Dataset records:
.....
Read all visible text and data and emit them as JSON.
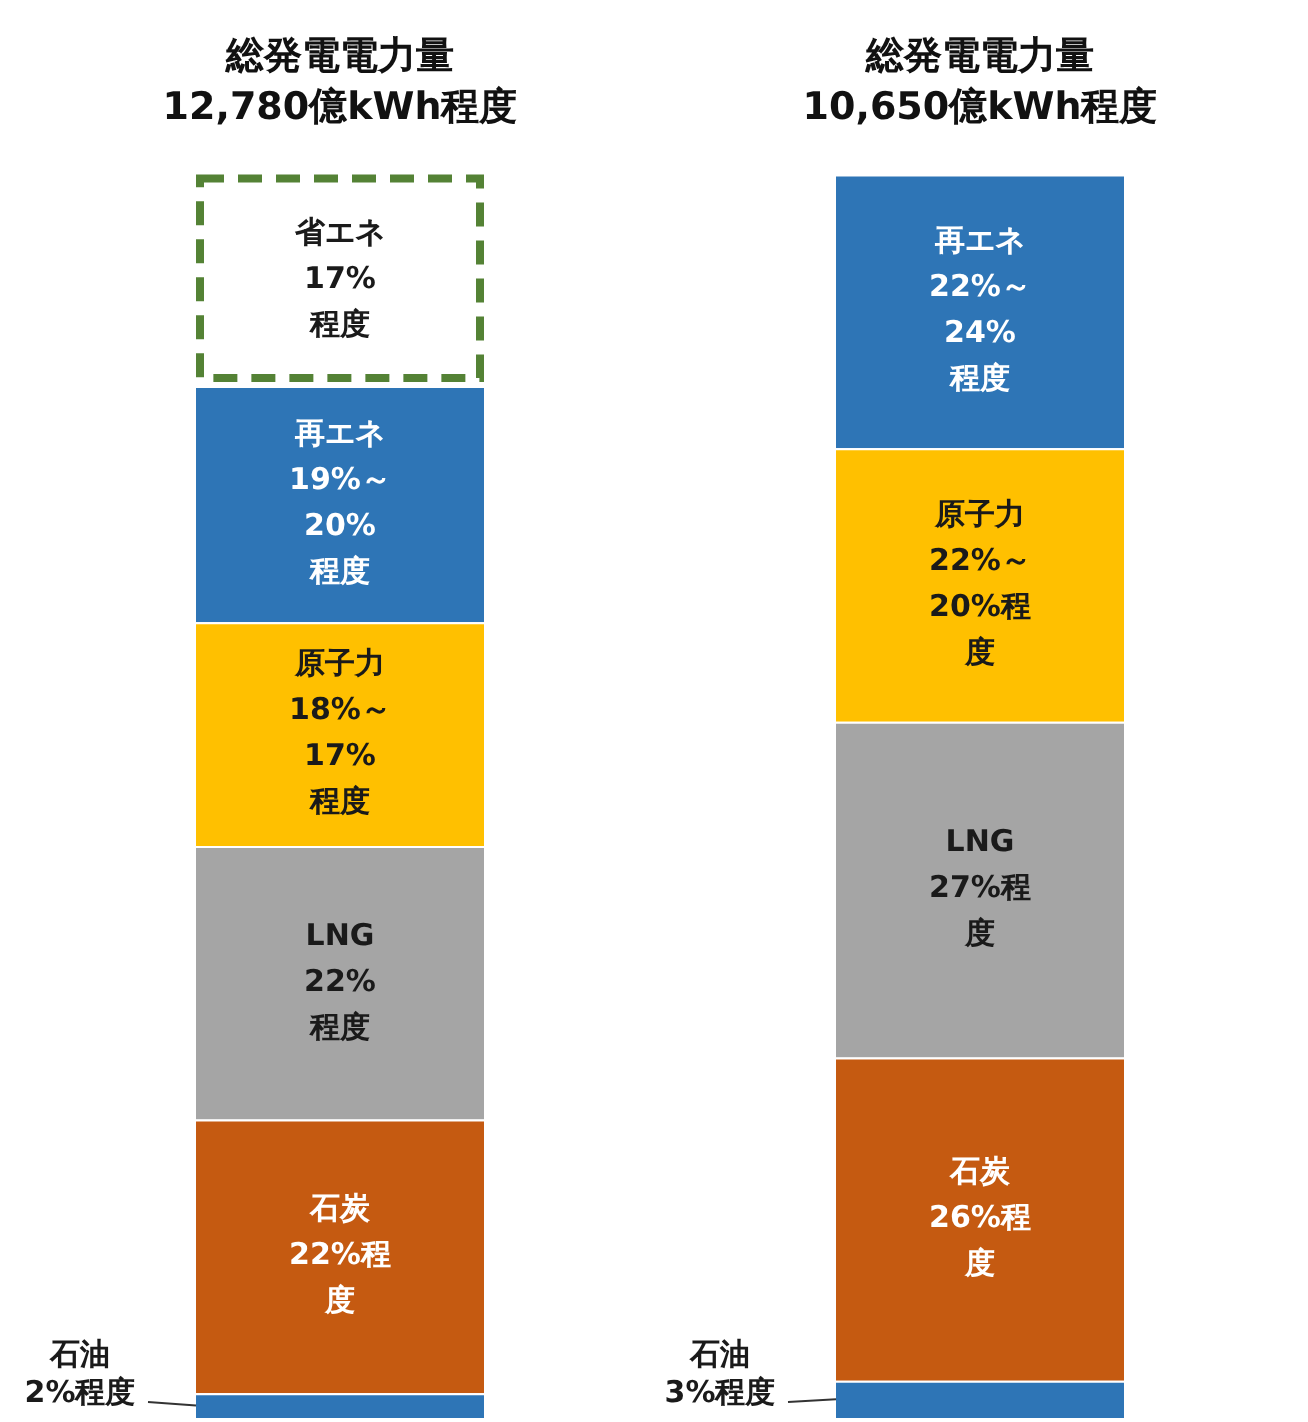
{
  "chart_data": {
    "type": "bar",
    "stacked": true,
    "categories": [
      "総発電電力量\n12,780億kWh程度",
      "総発電電力量\n10,650億kWh程度"
    ],
    "series": [
      {
        "color": "#2e75b6",
        "values": [
          2,
          3
        ],
        "value_labels": [
          "石油\n2%程度",
          "石油\n3%程度"
        ]
      },
      {
        "color": "#c55a11",
        "values": [
          22,
          26
        ],
        "value_labels": [
          "石炭\n22%程度",
          "石炭\n26%程度"
        ]
      },
      {
        "color": "#a5a5a5",
        "values": [
          22,
          27
        ],
        "value_labels": [
          "LNG\n22%\n程度",
          "LNG\n27%程度"
        ]
      },
      {
        "color": "#ffc000",
        "values": [
          18,
          22
        ],
        "value_labels": [
          "原子力\n18%～\n17%\n程度",
          "原子力\n22%～\n20%程度"
        ]
      },
      {
        "color": "#2e75b6",
        "values": [
          19,
          22
        ],
        "value_labels": [
          "再エネ\n19%～\n20%\n程度",
          "再エネ\n22%～\n24%\n程度"
        ]
      },
      {
        "color": "#548235",
        "line_style": "dashed",
        "values": [
          17,
          null
        ],
        "value_labels": [
          "省エネ\n17%\n程度",
          null
        ]
      }
    ],
    "ylim": [
      0,
      100
    ],
    "tick_labels": "x",
    "legend": false
  }
}
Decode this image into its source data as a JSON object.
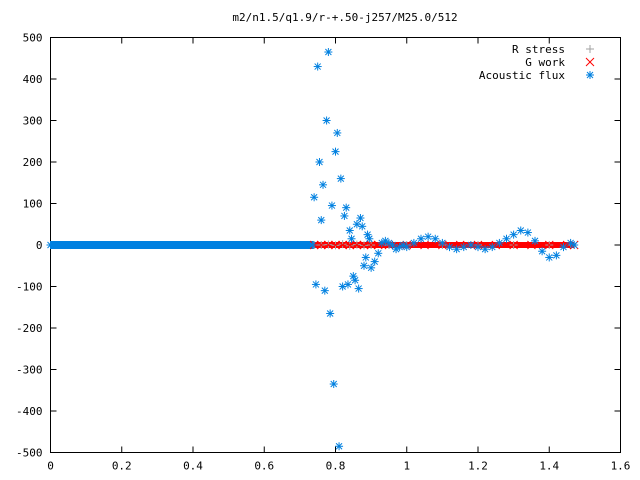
{
  "chart_data": {
    "type": "scatter",
    "title": "m2/n1.5/q1.9/r-+.50-j257/M25.0/512",
    "xlabel": "",
    "ylabel": "",
    "xlim": [
      0,
      1.6
    ],
    "ylim": [
      -500,
      500
    ],
    "xticks": [
      0,
      0.2,
      0.4,
      0.6,
      0.8,
      1,
      1.2,
      1.4,
      1.6
    ],
    "yticks": [
      -500,
      -400,
      -300,
      -200,
      -100,
      0,
      100,
      200,
      300,
      400,
      500
    ],
    "xtick_labels": [
      "0",
      "0.2",
      "0.4",
      "0.6",
      "0.8",
      "1",
      "1.2",
      "1.4",
      "1.6"
    ],
    "ytick_labels": [
      "-500",
      "-400",
      "-300",
      "-200",
      "-100",
      "0",
      "100",
      "200",
      "300",
      "400",
      "500"
    ],
    "grid": false,
    "legend_position": "top-right",
    "series": [
      {
        "name": "R stress",
        "marker": "plus",
        "color": "#a0a0a0",
        "x": [
          0.74,
          0.76,
          0.78,
          0.8,
          0.82,
          0.84,
          0.86,
          0.88,
          0.9,
          0.95,
          1.0,
          1.1,
          1.2,
          1.3,
          1.4,
          1.46
        ],
        "y": [
          0,
          0,
          1,
          -1,
          2,
          -2,
          1,
          -1,
          0,
          0,
          0,
          0,
          0,
          0,
          0,
          0
        ]
      },
      {
        "name": "G work",
        "marker": "cross",
        "color": "#ff0000",
        "x": [
          0.74,
          0.76,
          0.78,
          0.8,
          0.82,
          0.84,
          0.86,
          0.88,
          0.9,
          0.92,
          0.95,
          1.0,
          1.05,
          1.1,
          1.15,
          1.2,
          1.25,
          1.3,
          1.35,
          1.4,
          1.45,
          1.47
        ],
        "y": [
          0,
          0,
          0,
          0,
          0,
          0,
          0,
          0,
          0,
          0,
          0,
          0,
          0,
          0,
          0,
          0,
          0,
          0,
          0,
          0,
          0,
          0
        ]
      },
      {
        "name": "Acoustic flux",
        "marker": "star",
        "color": "#0080e0",
        "x": [
          0,
          0.02,
          0.04,
          0.06,
          0.08,
          0.1,
          0.12,
          0.14,
          0.16,
          0.18,
          0.2,
          0.22,
          0.24,
          0.26,
          0.28,
          0.3,
          0.32,
          0.34,
          0.36,
          0.38,
          0.4,
          0.42,
          0.44,
          0.46,
          0.48,
          0.5,
          0.52,
          0.54,
          0.56,
          0.58,
          0.6,
          0.62,
          0.64,
          0.66,
          0.68,
          0.7,
          0.72,
          0.735,
          0.74,
          0.745,
          0.75,
          0.755,
          0.76,
          0.765,
          0.77,
          0.775,
          0.78,
          0.785,
          0.79,
          0.795,
          0.8,
          0.805,
          0.81,
          0.815,
          0.82,
          0.825,
          0.83,
          0.835,
          0.84,
          0.845,
          0.85,
          0.855,
          0.86,
          0.865,
          0.87,
          0.875,
          0.88,
          0.885,
          0.89,
          0.895,
          0.9,
          0.91,
          0.92,
          0.93,
          0.94,
          0.95,
          0.96,
          0.97,
          0.98,
          0.99,
          1.0,
          1.02,
          1.04,
          1.06,
          1.08,
          1.1,
          1.12,
          1.14,
          1.16,
          1.18,
          1.2,
          1.22,
          1.24,
          1.26,
          1.28,
          1.3,
          1.32,
          1.34,
          1.36,
          1.38,
          1.4,
          1.42,
          1.44,
          1.46,
          1.47
        ],
        "y": [
          0,
          0,
          0,
          0,
          0,
          0,
          0,
          0,
          0,
          0,
          0,
          0,
          0,
          0,
          0,
          0,
          0,
          0,
          0,
          0,
          0,
          0,
          0,
          0,
          0,
          0,
          0,
          0,
          0,
          0,
          0,
          0,
          0,
          0,
          0,
          0,
          0,
          0,
          115,
          -95,
          430,
          200,
          60,
          145,
          -110,
          300,
          465,
          -165,
          95,
          -335,
          225,
          270,
          -485,
          160,
          -100,
          70,
          90,
          -95,
          35,
          15,
          -75,
          -85,
          50,
          -105,
          65,
          45,
          -50,
          -30,
          25,
          15,
          -55,
          -40,
          -20,
          5,
          10,
          5,
          0,
          -10,
          -5,
          0,
          -5,
          5,
          15,
          20,
          15,
          5,
          -5,
          -10,
          -5,
          0,
          -5,
          -10,
          -5,
          5,
          15,
          25,
          35,
          30,
          10,
          -15,
          -30,
          -25,
          -5,
          5,
          0
        ]
      }
    ]
  }
}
.....
EXERCISE GOAL
Pictures stay out of the copy; please restate every record above exactly.

TASK OUTPUT
Read all visible text and data and emit them as JSON.
{
  "chart_data": {
    "type": "bar",
    "stacked": true,
    "categories": [
      "総発電電力量\n12,780億kWh程度",
      "総発電電力量\n10,650億kWh程度"
    ],
    "series": [
      {
        "color": "#2e75b6",
        "values": [
          2,
          3
        ],
        "value_labels": [
          "石油\n2%程度",
          "石油\n3%程度"
        ]
      },
      {
        "color": "#c55a11",
        "values": [
          22,
          26
        ],
        "value_labels": [
          "石炭\n22%程度",
          "石炭\n26%程度"
        ]
      },
      {
        "color": "#a5a5a5",
        "values": [
          22,
          27
        ],
        "value_labels": [
          "LNG\n22%\n程度",
          "LNG\n27%程度"
        ]
      },
      {
        "color": "#ffc000",
        "values": [
          18,
          22
        ],
        "value_labels": [
          "原子力\n18%～\n17%\n程度",
          "原子力\n22%～\n20%程度"
        ]
      },
      {
        "color": "#2e75b6",
        "values": [
          19,
          22
        ],
        "value_labels": [
          "再エネ\n19%～\n20%\n程度",
          "再エネ\n22%～\n24%\n程度"
        ]
      },
      {
        "color": "#548235",
        "line_style": "dashed",
        "values": [
          17,
          null
        ],
        "value_labels": [
          "省エネ\n17%\n程度",
          null
        ]
      }
    ],
    "ylim": [
      0,
      100
    ],
    "tick_labels": "x",
    "legend": false
  }
}
Decode this image into its source data as a JSON object.
{
  "chart_data": {
    "type": "scatter",
    "title": "m2/n1.5/q1.9/r-+.50-j257/M25.0/512",
    "xlabel": "",
    "ylabel": "",
    "xlim": [
      0,
      1.6
    ],
    "ylim": [
      -500,
      500
    ],
    "xticks": [
      0,
      0.2,
      0.4,
      0.6,
      0.8,
      1,
      1.2,
      1.4,
      1.6
    ],
    "yticks": [
      -500,
      -400,
      -300,
      -200,
      -100,
      0,
      100,
      200,
      300,
      400,
      500
    ],
    "xtick_labels": [
      "0",
      "0.2",
      "0.4",
      "0.6",
      "0.8",
      "1",
      "1.2",
      "1.4",
      "1.6"
    ],
    "ytick_labels": [
      "-500",
      "-400",
      "-300",
      "-200",
      "-100",
      "0",
      "100",
      "200",
      "300",
      "400",
      "500"
    ],
    "grid": false,
    "legend_position": "top-right",
    "series": [
      {
        "name": "R stress",
        "marker": "plus",
        "color": "#a0a0a0",
        "x": [
          0.74,
          0.76,
          0.78,
          0.8,
          0.82,
          0.84,
          0.86,
          0.88,
          0.9,
          0.95,
          1.0,
          1.1,
          1.2,
          1.3,
          1.4,
          1.46
        ],
        "y": [
          0,
          0,
          1,
          -1,
          2,
          -2,
          1,
          -1,
          0,
          0,
          0,
          0,
          0,
          0,
          0,
          0
        ]
      },
      {
        "name": "G work",
        "marker": "cross",
        "color": "#ff0000",
        "x": [
          0.74,
          0.76,
          0.78,
          0.8,
          0.82,
          0.84,
          0.86,
          0.88,
          0.9,
          0.92,
          0.95,
          1.0,
          1.05,
          1.1,
          1.15,
          1.2,
          1.25,
          1.3,
          1.35,
          1.4,
          1.45,
          1.47
        ],
        "y": [
          0,
          0,
          0,
          0,
          0,
          0,
          0,
          0,
          0,
          0,
          0,
          0,
          0,
          0,
          0,
          0,
          0,
          0,
          0,
          0,
          0,
          0
        ]
      },
      {
        "name": "Acoustic flux",
        "marker": "star",
        "color": "#0080e0",
        "x": [
          0,
          0.02,
          0.04,
          0.06,
          0.08,
          0.1,
          0.12,
          0.14,
          0.16,
          0.18,
          0.2,
          0.22,
          0.24,
          0.26,
          0.28,
          0.3,
          0.32,
          0.34,
          0.36,
          0.38,
          0.4,
          0.42,
          0.44,
          0.46,
          0.48,
          0.5,
          0.52,
          0.54,
          0.56,
          0.58,
          0.6,
          0.62,
          0.64,
          0.66,
          0.68,
          0.7,
          0.72,
          0.735,
          0.74,
          0.745,
          0.75,
          0.755,
          0.76,
          0.765,
          0.77,
          0.775,
          0.78,
          0.785,
          0.79,
          0.795,
          0.8,
          0.805,
          0.81,
          0.815,
          0.82,
          0.825,
          0.83,
          0.835,
          0.84,
          0.845,
          0.85,
          0.855,
          0.86,
          0.865,
          0.87,
          0.875,
          0.88,
          0.885,
          0.89,
          0.895,
          0.9,
          0.91,
          0.92,
          0.93,
          0.94,
          0.95,
          0.96,
          0.97,
          0.98,
          0.99,
          1.0,
          1.02,
          1.04,
          1.06,
          1.08,
          1.1,
          1.12,
          1.14,
          1.16,
          1.18,
          1.2,
          1.22,
          1.24,
          1.26,
          1.28,
          1.3,
          1.32,
          1.34,
          1.36,
          1.38,
          1.4,
          1.42,
          1.44,
          1.46,
          1.47
        ],
        "y": [
          0,
          0,
          0,
          0,
          0,
          0,
          0,
          0,
          0,
          0,
          0,
          0,
          0,
          0,
          0,
          0,
          0,
          0,
          0,
          0,
          0,
          0,
          0,
          0,
          0,
          0,
          0,
          0,
          0,
          0,
          0,
          0,
          0,
          0,
          0,
          0,
          0,
          0,
          115,
          -95,
          430,
          200,
          60,
          145,
          -110,
          300,
          465,
          -165,
          95,
          -335,
          225,
          270,
          -485,
          160,
          -100,
          70,
          90,
          -95,
          35,
          15,
          -75,
          -85,
          50,
          -105,
          65,
          45,
          -50,
          -30,
          25,
          15,
          -55,
          -40,
          -20,
          5,
          10,
          5,
          0,
          -10,
          -5,
          0,
          -5,
          5,
          15,
          20,
          15,
          5,
          -5,
          -10,
          -5,
          0,
          -5,
          -10,
          -5,
          5,
          15,
          25,
          35,
          30,
          10,
          -15,
          -30,
          -25,
          -5,
          5,
          0
        ]
      }
    ]
  }
}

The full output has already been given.